Pick out every line with the word "ylabel" and copy it.

[Start of Input data]

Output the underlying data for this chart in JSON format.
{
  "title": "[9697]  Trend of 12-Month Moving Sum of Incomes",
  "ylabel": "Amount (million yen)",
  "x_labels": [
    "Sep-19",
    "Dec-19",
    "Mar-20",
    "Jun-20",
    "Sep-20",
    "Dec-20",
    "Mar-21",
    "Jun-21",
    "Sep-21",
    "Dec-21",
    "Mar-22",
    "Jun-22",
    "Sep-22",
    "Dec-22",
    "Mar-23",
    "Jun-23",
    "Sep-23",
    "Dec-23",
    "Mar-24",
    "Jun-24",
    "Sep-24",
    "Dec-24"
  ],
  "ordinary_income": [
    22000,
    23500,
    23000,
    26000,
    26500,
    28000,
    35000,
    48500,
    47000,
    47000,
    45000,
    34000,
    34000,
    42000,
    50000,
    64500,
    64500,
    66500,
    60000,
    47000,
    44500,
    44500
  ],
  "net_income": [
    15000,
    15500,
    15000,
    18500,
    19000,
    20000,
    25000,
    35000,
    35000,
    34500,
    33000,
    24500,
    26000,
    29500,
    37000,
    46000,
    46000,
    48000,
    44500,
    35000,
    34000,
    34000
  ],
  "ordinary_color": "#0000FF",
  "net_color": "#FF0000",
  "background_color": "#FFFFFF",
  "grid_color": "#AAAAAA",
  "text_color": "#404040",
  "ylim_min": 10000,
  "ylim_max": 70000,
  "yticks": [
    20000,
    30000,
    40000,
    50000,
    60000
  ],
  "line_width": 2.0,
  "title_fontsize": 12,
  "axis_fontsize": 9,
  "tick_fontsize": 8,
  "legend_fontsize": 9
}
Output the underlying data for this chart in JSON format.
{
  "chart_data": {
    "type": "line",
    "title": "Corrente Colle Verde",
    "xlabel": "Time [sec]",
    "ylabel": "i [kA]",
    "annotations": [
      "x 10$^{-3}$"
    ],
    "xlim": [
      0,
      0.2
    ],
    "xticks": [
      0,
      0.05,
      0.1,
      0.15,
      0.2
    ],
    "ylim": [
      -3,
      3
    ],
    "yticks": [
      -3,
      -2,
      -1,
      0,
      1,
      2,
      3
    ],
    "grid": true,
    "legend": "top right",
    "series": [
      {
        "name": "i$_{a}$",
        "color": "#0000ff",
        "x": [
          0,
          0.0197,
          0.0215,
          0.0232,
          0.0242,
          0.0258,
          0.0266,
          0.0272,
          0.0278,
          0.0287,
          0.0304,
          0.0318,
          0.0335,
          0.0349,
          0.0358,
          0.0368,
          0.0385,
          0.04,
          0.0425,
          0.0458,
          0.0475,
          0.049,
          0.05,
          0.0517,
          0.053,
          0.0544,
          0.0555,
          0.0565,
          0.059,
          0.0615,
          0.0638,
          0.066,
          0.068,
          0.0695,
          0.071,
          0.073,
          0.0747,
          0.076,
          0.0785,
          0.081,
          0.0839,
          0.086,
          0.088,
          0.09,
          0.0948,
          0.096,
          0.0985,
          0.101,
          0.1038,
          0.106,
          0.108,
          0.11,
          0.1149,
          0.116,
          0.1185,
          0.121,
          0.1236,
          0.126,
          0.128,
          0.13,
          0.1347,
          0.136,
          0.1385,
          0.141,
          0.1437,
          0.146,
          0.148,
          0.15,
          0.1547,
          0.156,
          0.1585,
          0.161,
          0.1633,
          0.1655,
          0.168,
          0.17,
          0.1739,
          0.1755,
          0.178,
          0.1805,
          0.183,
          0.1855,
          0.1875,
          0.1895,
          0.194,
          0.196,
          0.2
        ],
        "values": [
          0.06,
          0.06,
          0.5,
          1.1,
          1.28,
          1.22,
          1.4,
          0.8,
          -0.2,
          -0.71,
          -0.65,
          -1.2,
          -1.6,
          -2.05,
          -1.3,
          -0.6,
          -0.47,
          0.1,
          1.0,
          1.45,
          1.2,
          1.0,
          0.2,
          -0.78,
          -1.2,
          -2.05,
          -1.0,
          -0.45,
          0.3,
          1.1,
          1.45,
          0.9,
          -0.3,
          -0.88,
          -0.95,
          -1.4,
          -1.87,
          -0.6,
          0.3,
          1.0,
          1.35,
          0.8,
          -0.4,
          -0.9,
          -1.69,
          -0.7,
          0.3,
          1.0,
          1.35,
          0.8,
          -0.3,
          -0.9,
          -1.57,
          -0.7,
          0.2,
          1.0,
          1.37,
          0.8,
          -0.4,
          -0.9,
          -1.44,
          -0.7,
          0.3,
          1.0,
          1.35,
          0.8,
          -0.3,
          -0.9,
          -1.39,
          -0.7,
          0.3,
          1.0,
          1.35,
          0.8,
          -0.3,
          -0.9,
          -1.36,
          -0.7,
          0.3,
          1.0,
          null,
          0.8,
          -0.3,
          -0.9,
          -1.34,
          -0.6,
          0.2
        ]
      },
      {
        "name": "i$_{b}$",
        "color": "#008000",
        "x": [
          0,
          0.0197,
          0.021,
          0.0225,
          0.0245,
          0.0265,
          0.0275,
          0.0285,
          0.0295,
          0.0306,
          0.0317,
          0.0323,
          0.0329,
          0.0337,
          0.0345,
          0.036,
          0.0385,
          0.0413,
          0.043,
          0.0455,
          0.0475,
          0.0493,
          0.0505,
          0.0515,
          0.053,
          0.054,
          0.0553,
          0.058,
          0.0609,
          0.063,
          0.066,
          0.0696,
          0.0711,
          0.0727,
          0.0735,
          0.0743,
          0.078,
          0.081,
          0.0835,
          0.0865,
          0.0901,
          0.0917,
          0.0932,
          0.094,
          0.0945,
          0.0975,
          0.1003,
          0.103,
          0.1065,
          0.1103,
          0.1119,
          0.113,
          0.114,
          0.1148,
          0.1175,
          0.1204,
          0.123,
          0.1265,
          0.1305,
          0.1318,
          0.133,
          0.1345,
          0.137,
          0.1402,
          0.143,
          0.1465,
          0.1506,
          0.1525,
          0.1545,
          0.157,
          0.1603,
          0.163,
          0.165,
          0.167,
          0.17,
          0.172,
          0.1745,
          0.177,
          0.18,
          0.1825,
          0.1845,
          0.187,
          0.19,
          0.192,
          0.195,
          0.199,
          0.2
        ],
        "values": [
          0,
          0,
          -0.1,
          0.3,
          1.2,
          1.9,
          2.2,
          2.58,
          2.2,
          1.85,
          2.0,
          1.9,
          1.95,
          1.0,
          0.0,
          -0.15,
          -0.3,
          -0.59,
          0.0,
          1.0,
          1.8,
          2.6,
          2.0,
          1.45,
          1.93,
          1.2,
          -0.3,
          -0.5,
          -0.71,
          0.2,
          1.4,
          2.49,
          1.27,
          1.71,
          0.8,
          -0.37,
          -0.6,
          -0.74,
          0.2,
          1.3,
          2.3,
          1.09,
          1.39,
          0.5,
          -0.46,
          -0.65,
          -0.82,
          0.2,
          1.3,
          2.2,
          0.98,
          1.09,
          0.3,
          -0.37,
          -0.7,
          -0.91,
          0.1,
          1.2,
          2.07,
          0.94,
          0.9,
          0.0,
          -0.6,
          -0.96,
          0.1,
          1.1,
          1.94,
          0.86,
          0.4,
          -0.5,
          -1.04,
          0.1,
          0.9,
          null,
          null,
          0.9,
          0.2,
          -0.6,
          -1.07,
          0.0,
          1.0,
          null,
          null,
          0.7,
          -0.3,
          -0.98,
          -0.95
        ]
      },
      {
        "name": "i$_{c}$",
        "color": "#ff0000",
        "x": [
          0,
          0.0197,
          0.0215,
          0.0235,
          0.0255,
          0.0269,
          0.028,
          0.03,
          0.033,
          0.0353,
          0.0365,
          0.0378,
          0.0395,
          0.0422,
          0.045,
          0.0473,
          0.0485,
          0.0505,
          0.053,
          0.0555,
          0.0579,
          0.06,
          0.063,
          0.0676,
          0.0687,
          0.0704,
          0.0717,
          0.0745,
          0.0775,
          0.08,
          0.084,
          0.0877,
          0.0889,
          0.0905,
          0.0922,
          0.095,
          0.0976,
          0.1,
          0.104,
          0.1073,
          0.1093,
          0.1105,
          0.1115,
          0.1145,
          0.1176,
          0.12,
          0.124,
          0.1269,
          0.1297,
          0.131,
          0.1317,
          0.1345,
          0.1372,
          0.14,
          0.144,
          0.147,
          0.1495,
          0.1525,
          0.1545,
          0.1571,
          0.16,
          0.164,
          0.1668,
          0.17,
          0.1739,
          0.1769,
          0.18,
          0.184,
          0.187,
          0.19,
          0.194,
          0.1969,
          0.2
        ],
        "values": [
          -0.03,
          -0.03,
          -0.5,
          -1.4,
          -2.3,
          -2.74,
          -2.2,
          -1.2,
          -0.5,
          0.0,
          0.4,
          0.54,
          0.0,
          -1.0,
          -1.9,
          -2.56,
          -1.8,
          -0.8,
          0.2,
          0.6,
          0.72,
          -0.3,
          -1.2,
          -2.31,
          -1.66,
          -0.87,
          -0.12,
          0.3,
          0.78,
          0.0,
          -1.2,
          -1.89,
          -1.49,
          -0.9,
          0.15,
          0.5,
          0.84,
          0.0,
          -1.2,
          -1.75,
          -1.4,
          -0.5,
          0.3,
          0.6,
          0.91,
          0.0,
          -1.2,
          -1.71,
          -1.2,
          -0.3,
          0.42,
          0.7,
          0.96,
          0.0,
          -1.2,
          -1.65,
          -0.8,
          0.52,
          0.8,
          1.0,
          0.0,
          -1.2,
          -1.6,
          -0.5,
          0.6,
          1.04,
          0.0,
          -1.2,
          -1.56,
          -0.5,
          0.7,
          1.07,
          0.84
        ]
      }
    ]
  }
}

[End of Input data]

Exercise solution.
  "ylabel": "Amount (million yen)",
    "ylabel": "i [kA]",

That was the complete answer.